> Rows:
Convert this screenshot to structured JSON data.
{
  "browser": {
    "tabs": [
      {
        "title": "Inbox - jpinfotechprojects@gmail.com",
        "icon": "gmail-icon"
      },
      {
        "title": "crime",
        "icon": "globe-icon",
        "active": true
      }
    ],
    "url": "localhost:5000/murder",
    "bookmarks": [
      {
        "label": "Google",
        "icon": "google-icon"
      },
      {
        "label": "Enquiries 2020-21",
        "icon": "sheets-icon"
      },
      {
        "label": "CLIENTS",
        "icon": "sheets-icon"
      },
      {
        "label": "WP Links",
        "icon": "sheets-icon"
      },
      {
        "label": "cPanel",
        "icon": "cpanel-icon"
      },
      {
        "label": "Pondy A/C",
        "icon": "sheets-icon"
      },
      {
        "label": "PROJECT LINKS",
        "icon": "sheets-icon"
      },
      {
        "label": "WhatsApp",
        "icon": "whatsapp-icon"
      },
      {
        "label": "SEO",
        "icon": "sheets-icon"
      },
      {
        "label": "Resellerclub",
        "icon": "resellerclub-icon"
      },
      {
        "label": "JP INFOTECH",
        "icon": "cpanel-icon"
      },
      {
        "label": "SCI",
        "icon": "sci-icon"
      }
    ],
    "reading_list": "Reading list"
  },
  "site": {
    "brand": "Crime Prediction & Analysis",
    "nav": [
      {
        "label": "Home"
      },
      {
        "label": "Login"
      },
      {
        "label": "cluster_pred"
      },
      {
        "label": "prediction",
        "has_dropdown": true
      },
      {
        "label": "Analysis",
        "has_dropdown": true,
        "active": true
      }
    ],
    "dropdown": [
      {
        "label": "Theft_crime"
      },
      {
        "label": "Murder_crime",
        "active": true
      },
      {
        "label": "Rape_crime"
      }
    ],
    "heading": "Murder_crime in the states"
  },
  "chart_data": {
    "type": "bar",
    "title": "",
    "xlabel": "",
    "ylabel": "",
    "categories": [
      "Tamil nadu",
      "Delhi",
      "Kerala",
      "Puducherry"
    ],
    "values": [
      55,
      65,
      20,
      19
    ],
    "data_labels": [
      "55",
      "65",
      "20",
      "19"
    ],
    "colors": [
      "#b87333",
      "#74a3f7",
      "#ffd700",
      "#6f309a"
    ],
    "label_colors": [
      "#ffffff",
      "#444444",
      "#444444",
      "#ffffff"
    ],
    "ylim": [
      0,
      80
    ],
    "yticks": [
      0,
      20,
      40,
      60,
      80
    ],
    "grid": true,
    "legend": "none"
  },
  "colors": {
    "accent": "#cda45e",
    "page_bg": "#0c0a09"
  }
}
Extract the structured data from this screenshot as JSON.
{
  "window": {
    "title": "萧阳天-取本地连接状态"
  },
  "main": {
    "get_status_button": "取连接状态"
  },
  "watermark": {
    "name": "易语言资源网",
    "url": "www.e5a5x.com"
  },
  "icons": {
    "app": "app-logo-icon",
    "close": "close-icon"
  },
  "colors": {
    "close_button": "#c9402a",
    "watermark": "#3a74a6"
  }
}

> Given request:
Include both ends. Return the line holding "Extract the structured" and all lines after it in the records above, exactly as written.

> Response to the task:
Extract the structured data from this screenshot as JSON.
{
  "window": {
    "title": "萧阳天-取本地连接状态"
  },
  "main": {
    "get_status_button": "取连接状态"
  },
  "watermark": {
    "name": "易语言资源网",
    "url": "www.e5a5x.com"
  },
  "icons": {
    "app": "app-logo-icon",
    "close": "close-icon"
  },
  "colors": {
    "close_button": "#c9402a",
    "watermark": "#3a74a6"
  }
}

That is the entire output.